Find each line with the string "upper" and report it.

=======

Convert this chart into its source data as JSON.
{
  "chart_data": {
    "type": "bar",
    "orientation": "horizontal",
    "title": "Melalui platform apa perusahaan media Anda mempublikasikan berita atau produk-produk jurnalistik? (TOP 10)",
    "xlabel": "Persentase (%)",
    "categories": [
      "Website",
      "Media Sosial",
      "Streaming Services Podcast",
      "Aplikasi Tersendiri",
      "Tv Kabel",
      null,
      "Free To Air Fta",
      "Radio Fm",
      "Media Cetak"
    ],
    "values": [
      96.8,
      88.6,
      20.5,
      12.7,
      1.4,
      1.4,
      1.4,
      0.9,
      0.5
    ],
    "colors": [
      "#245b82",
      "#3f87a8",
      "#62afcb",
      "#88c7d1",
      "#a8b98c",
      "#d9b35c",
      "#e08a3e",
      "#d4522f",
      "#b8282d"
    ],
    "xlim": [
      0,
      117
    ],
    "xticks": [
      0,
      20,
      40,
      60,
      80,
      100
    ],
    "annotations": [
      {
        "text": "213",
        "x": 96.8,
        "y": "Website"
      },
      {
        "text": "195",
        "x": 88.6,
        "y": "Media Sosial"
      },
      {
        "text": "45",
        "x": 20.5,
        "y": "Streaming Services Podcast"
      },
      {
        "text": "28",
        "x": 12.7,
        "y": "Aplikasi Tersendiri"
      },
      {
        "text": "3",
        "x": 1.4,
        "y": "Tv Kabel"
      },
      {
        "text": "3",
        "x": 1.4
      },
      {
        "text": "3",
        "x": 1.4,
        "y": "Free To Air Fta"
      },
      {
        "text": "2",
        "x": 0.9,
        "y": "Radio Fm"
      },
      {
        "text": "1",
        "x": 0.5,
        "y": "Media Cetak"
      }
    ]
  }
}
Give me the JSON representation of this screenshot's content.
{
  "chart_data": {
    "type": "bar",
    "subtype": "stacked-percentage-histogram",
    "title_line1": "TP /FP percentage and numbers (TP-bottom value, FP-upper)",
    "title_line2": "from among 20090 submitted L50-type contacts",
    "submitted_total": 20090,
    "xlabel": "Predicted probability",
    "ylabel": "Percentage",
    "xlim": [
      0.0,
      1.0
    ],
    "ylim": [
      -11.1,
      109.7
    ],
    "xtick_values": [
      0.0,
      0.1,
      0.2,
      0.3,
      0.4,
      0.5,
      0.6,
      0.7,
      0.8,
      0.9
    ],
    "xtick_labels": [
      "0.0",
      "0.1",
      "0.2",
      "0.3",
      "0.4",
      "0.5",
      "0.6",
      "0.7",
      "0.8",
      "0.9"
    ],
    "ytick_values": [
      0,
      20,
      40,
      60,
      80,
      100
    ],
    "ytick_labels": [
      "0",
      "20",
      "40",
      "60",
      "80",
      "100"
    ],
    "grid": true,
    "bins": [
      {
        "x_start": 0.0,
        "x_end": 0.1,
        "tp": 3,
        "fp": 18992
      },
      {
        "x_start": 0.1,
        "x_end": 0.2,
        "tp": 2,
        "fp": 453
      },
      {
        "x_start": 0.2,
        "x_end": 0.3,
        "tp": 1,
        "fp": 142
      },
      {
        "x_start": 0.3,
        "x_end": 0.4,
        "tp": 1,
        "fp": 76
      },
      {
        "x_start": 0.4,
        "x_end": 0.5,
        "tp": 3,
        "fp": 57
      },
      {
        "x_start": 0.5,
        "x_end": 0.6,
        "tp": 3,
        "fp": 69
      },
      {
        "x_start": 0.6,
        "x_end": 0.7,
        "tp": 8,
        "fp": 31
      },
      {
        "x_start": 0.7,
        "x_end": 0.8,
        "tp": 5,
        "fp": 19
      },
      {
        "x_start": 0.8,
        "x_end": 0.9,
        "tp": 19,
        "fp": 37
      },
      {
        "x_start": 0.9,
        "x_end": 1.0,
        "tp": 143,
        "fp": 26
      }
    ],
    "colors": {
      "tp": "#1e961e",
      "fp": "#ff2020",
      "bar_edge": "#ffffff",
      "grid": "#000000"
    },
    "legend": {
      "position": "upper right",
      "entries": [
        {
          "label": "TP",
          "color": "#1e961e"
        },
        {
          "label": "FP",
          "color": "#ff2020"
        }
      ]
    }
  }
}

=======

Final result:
    "title_line1": "TP /FP percentage and numbers (TP-bottom value, FP-upper)",
      "position": "upper right",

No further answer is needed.